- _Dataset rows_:
** Begin **

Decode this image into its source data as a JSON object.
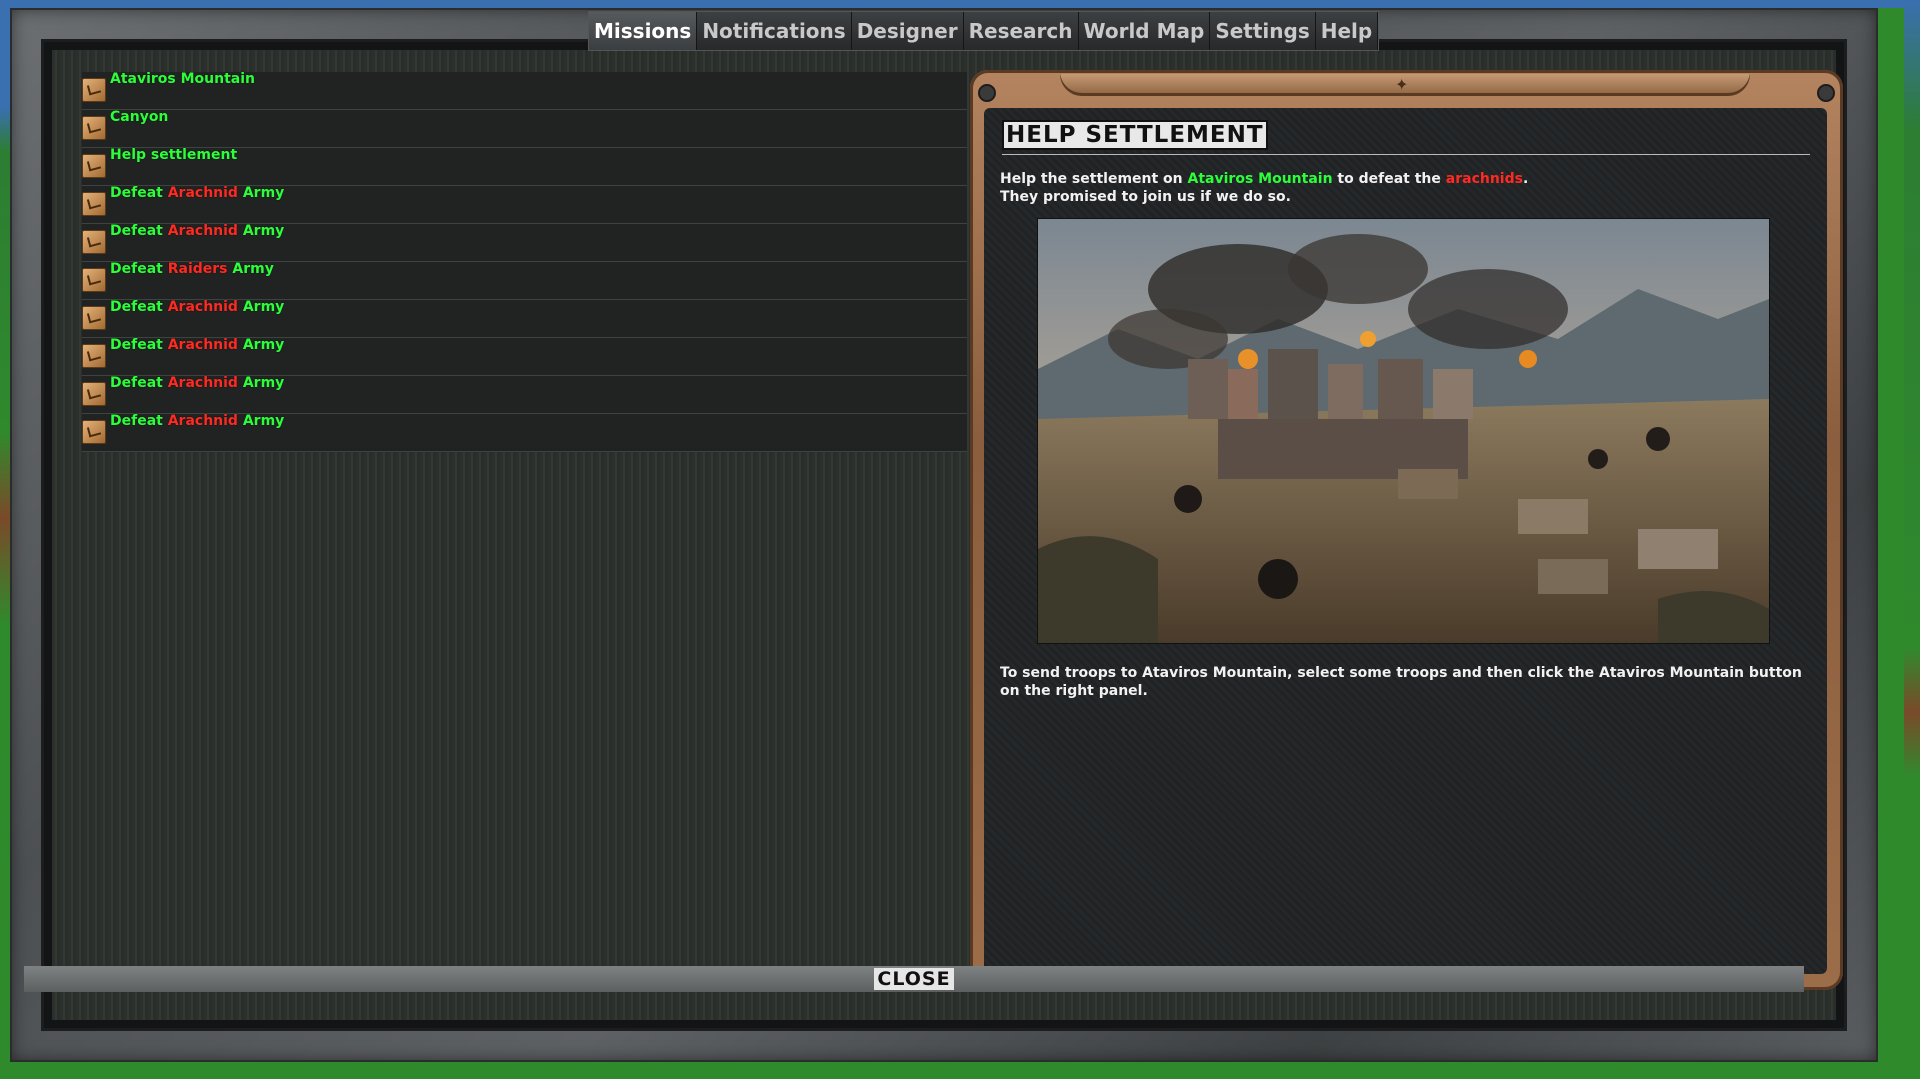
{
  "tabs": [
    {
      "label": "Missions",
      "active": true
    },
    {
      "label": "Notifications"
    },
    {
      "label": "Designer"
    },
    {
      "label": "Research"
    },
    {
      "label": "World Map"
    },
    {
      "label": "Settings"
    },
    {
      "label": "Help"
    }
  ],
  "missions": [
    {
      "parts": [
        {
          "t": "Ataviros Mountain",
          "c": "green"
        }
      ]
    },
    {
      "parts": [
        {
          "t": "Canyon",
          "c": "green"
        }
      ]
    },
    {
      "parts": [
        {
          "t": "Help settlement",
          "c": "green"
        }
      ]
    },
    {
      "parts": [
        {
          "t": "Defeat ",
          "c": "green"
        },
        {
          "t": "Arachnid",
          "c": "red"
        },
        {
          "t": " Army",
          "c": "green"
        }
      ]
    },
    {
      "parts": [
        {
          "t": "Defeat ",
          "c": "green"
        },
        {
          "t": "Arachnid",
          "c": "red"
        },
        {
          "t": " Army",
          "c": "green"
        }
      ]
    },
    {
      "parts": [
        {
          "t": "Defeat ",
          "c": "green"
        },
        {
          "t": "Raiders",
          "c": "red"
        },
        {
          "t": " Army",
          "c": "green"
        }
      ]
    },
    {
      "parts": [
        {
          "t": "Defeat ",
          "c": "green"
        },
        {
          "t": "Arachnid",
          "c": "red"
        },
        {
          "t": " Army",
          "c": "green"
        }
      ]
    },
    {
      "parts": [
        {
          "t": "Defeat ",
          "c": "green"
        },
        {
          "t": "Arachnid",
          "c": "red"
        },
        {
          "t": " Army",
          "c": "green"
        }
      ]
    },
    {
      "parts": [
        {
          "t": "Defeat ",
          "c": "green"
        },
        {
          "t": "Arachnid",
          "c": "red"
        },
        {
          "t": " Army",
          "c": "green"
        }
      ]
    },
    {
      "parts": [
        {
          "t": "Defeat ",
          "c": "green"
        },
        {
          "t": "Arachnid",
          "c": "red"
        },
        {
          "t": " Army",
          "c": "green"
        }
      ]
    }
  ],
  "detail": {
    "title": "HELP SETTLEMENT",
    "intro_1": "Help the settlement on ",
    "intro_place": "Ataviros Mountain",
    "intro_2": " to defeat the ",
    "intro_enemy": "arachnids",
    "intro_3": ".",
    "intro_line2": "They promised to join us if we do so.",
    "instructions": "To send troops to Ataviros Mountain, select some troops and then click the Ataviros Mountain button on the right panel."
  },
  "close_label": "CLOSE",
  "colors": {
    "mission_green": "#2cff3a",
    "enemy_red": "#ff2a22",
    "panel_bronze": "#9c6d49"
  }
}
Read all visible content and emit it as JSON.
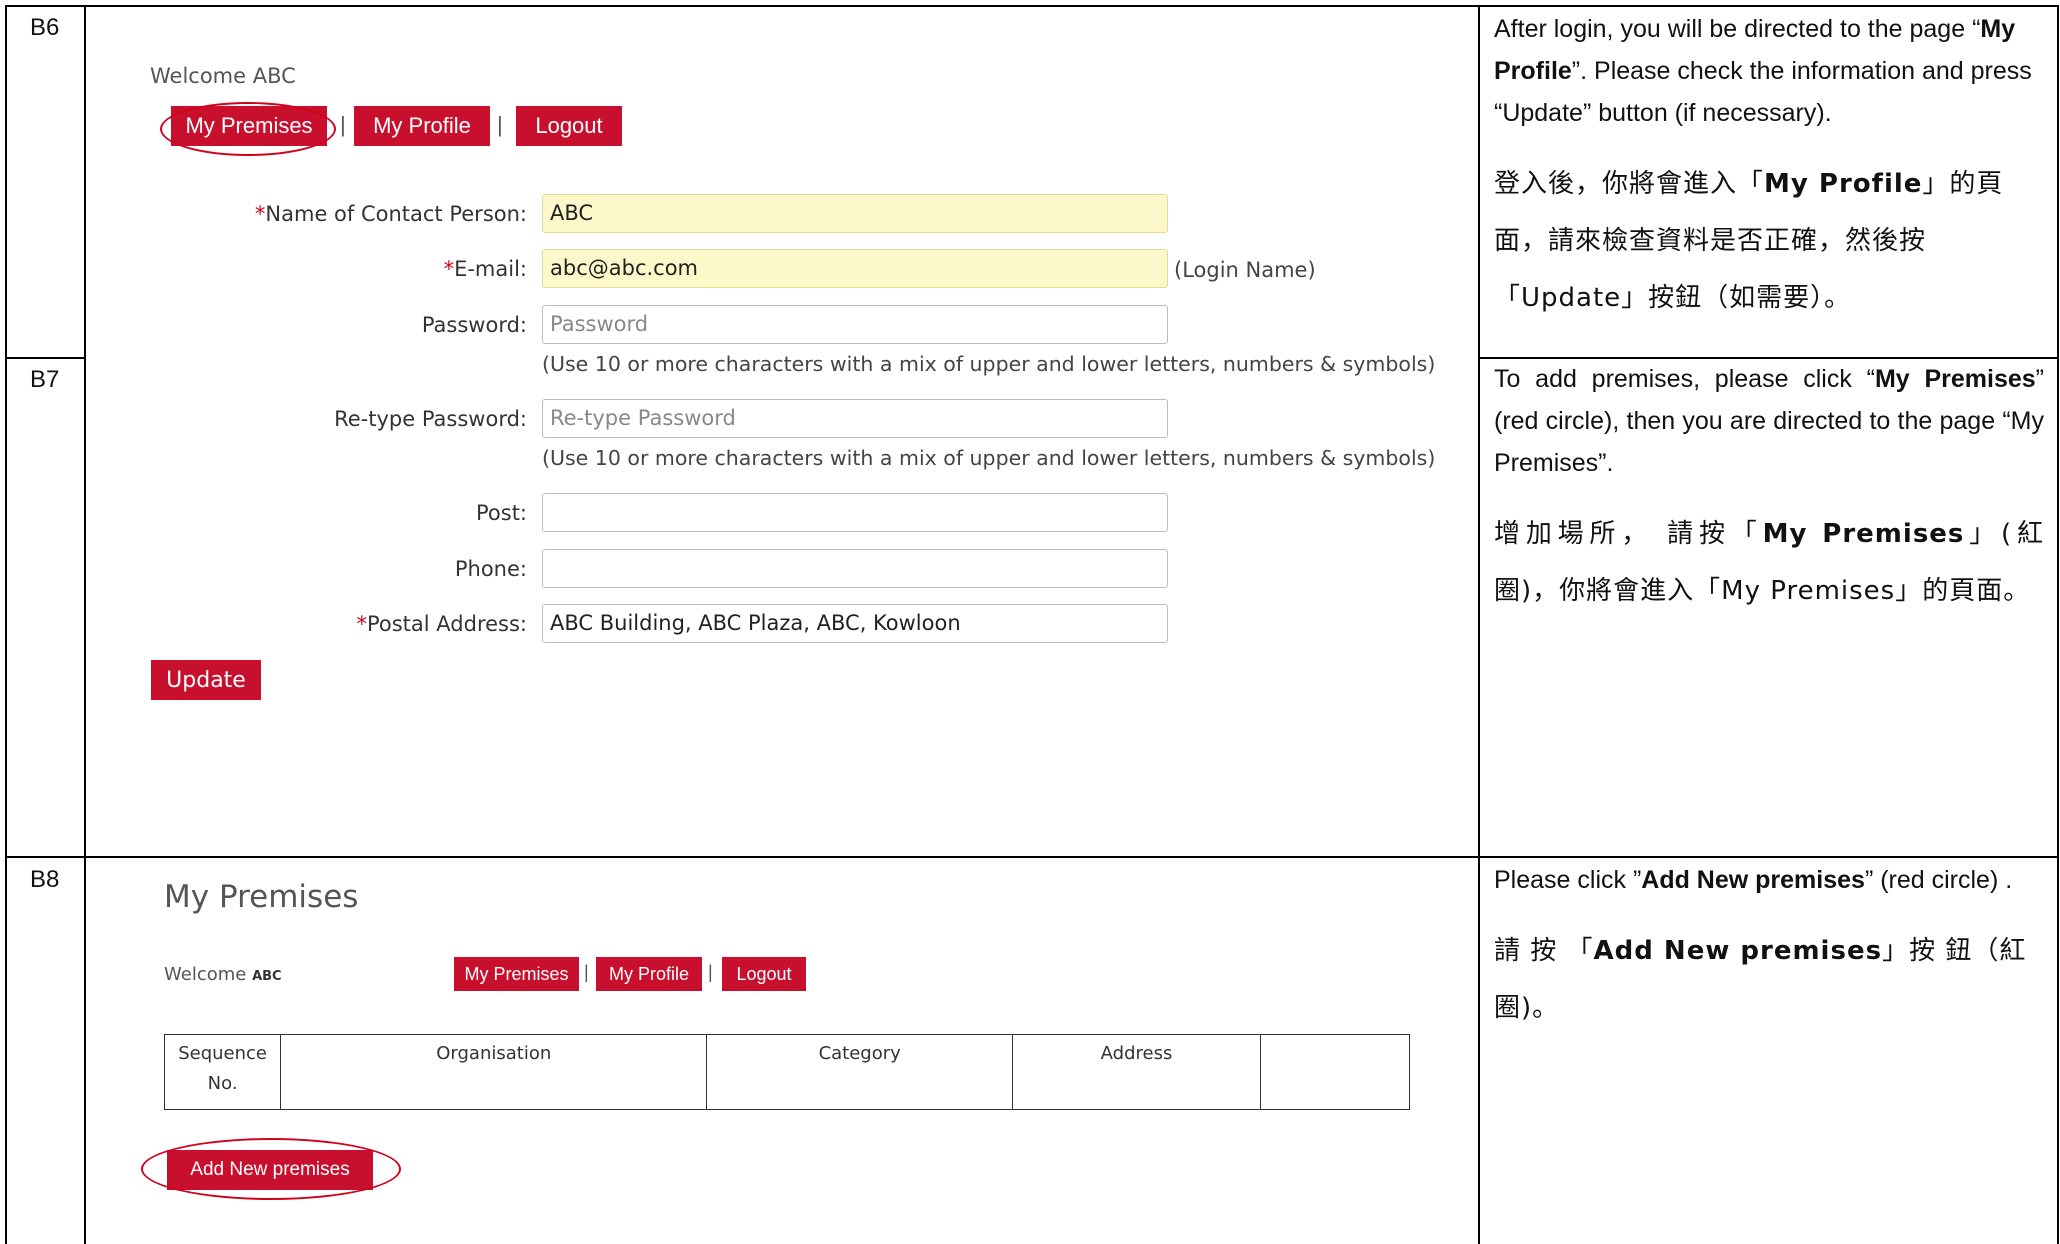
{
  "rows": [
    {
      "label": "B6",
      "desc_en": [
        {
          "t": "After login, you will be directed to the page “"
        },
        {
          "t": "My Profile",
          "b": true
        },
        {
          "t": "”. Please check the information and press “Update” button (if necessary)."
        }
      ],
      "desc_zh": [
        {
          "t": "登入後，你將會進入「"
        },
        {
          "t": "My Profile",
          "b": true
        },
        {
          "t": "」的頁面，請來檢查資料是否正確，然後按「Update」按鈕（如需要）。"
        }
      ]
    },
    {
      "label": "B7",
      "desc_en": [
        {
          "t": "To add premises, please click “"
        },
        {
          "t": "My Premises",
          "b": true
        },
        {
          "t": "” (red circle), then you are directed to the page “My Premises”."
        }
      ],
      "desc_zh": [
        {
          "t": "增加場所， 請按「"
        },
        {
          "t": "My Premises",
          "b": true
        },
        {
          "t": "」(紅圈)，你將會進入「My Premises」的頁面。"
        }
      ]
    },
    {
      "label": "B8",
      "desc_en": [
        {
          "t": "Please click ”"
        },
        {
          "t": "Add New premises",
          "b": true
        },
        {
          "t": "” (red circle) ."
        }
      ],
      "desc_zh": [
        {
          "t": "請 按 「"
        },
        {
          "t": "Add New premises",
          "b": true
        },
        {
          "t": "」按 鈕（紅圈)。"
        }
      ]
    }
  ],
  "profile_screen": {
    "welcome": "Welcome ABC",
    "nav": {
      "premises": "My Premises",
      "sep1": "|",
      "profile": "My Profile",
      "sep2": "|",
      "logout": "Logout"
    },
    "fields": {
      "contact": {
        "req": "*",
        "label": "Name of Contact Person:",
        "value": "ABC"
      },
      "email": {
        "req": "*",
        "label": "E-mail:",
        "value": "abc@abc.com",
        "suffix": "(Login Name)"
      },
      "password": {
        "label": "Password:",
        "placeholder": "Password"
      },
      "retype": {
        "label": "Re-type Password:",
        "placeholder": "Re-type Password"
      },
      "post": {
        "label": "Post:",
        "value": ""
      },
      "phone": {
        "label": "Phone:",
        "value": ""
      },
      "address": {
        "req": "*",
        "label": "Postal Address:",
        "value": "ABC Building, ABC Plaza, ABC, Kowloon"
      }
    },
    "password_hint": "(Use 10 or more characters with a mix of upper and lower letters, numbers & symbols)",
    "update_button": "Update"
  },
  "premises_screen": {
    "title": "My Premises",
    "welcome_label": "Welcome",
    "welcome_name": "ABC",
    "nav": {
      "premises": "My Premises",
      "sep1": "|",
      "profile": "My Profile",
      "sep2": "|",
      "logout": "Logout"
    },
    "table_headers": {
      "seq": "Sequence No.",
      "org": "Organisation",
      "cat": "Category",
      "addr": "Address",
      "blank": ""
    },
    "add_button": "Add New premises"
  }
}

** End **
** Begin **

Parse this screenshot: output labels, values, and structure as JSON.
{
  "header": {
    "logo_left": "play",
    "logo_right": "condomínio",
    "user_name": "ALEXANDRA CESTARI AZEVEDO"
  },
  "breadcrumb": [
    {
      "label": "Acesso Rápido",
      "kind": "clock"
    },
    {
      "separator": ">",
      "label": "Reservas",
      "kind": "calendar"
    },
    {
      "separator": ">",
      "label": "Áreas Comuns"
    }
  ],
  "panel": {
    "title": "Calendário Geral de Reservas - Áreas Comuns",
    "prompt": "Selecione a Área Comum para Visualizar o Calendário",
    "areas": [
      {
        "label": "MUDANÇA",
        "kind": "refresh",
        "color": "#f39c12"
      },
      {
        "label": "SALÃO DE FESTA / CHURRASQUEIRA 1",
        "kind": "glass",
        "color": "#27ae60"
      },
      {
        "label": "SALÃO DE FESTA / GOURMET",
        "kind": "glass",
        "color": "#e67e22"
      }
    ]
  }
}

** End **

- _Stated task_:
Using the listing, copy every line where the word "Mountain" shows up.

- _Solved problem_:
          "t": "Ataviros Mountain",
    "intro_place": "Ataviros Mountain",
    "instructions": "To send troops to Ataviros Mountain, select some troops and then click the Ataviros Mountain button on the right panel."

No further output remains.